**OBJECTIVE**
Print, exactly and completely, every entry in the data.
________________
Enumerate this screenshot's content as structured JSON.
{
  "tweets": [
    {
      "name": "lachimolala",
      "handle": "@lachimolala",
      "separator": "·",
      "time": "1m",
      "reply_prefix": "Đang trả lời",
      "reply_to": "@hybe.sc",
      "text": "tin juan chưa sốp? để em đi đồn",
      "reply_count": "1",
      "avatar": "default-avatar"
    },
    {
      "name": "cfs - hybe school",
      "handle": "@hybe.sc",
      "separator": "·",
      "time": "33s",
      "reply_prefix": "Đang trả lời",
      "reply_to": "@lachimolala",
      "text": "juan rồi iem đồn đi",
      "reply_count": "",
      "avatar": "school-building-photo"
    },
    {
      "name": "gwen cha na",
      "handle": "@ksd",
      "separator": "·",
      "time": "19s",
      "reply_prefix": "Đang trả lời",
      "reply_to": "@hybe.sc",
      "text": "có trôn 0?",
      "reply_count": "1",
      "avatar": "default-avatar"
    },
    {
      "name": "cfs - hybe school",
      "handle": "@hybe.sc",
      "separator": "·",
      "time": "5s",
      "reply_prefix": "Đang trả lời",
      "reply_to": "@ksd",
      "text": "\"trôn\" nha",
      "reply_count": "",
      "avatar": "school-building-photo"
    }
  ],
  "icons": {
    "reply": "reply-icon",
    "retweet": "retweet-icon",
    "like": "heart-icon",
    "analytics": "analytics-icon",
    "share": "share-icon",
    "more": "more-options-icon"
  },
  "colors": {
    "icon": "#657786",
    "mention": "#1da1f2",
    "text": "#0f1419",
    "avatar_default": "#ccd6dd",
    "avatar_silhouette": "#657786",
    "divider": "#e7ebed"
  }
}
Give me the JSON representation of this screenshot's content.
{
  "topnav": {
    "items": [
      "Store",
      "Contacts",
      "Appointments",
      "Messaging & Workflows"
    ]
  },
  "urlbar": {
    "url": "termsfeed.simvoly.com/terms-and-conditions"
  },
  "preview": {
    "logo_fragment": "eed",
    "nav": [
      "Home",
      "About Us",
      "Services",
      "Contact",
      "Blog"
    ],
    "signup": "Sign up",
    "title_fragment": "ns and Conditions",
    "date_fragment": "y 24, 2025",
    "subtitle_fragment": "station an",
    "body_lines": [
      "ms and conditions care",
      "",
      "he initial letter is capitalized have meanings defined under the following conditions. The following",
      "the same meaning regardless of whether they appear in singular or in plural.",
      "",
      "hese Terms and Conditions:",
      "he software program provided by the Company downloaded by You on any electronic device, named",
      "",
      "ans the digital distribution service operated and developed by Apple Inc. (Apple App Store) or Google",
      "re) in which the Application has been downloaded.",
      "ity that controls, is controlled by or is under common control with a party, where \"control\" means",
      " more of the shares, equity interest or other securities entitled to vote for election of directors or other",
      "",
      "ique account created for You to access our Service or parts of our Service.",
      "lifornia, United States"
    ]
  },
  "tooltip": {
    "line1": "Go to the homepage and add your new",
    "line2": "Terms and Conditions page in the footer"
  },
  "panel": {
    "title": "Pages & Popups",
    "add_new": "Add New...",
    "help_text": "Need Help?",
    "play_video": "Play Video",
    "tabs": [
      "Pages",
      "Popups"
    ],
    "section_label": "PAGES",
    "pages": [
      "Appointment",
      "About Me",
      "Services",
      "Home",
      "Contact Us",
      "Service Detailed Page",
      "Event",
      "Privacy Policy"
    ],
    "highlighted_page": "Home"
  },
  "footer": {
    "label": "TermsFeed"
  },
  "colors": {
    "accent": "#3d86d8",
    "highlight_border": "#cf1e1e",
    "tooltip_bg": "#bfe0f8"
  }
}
________________
**TASK ANSWER**
Enumerate this screenshot's content as structured JSON.
{
  "tweets": [
    {
      "name": "lachimolala",
      "handle": "@lachimolala",
      "separator": "·",
      "time": "1m",
      "reply_prefix": "Đang trả lời",
      "reply_to": "@hybe.sc",
      "text": "tin juan chưa sốp? để em đi đồn",
      "reply_count": "1",
      "avatar": "default-avatar"
    },
    {
      "name": "cfs - hybe school",
      "handle": "@hybe.sc",
      "separator": "·",
      "time": "33s",
      "reply_prefix": "Đang trả lời",
      "reply_to": "@lachimolala",
      "text": "juan rồi iem đồn đi",
      "reply_count": "",
      "avatar": "school-building-photo"
    },
    {
      "name": "gwen cha na",
      "handle": "@ksd",
      "separator": "·",
      "time": "19s",
      "reply_prefix": "Đang trả lời",
      "reply_to": "@hybe.sc",
      "text": "có trôn 0?",
      "reply_count": "1",
      "avatar": "default-avatar"
    },
    {
      "name": "cfs - hybe school",
      "handle": "@hybe.sc",
      "separator": "·",
      "time": "5s",
      "reply_prefix": "Đang trả lời",
      "reply_to": "@ksd",
      "text": "\"trôn\" nha",
      "reply_count": "",
      "avatar": "school-building-photo"
    }
  ],
  "icons": {
    "reply": "reply-icon",
    "retweet": "retweet-icon",
    "like": "heart-icon",
    "analytics": "analytics-icon",
    "share": "share-icon",
    "more": "more-options-icon"
  },
  "colors": {
    "icon": "#657786",
    "mention": "#1da1f2",
    "text": "#0f1419",
    "avatar_default": "#ccd6dd",
    "avatar_silhouette": "#657786",
    "divider": "#e7ebed"
  }
}
Give me the JSON representation of this screenshot's content.
{
  "topnav": {
    "items": [
      "Store",
      "Contacts",
      "Appointments",
      "Messaging & Workflows"
    ]
  },
  "urlbar": {
    "url": "termsfeed.simvoly.com/terms-and-conditions"
  },
  "preview": {
    "logo_fragment": "eed",
    "nav": [
      "Home",
      "About Us",
      "Services",
      "Contact",
      "Blog"
    ],
    "signup": "Sign up",
    "title_fragment": "ns and Conditions",
    "date_fragment": "y 24, 2025",
    "subtitle_fragment": "station an",
    "body_lines": [
      "ms and conditions care",
      "",
      "he initial letter is capitalized have meanings defined under the following conditions. The following",
      "the same meaning regardless of whether they appear in singular or in plural.",
      "",
      "hese Terms and Conditions:",
      "he software program provided by the Company downloaded by You on any electronic device, named",
      "",
      "ans the digital distribution service operated and developed by Apple Inc. (Apple App Store) or Google",
      "re) in which the Application has been downloaded.",
      "ity that controls, is controlled by or is under common control with a party, where \"control\" means",
      " more of the shares, equity interest or other securities entitled to vote for election of directors or other",
      "",
      "ique account created for You to access our Service or parts of our Service.",
      "lifornia, United States"
    ]
  },
  "tooltip": {
    "line1": "Go to the homepage and add your new",
    "line2": "Terms and Conditions page in the footer"
  },
  "panel": {
    "title": "Pages & Popups",
    "add_new": "Add New...",
    "help_text": "Need Help?",
    "play_video": "Play Video",
    "tabs": [
      "Pages",
      "Popups"
    ],
    "section_label": "PAGES",
    "pages": [
      "Appointment",
      "About Me",
      "Services",
      "Home",
      "Contact Us",
      "Service Detailed Page",
      "Event",
      "Privacy Policy"
    ],
    "highlighted_page": "Home"
  },
  "footer": {
    "label": "TermsFeed"
  },
  "colors": {
    "accent": "#3d86d8",
    "highlight_border": "#cf1e1e",
    "tooltip_bg": "#bfe0f8"
  }
}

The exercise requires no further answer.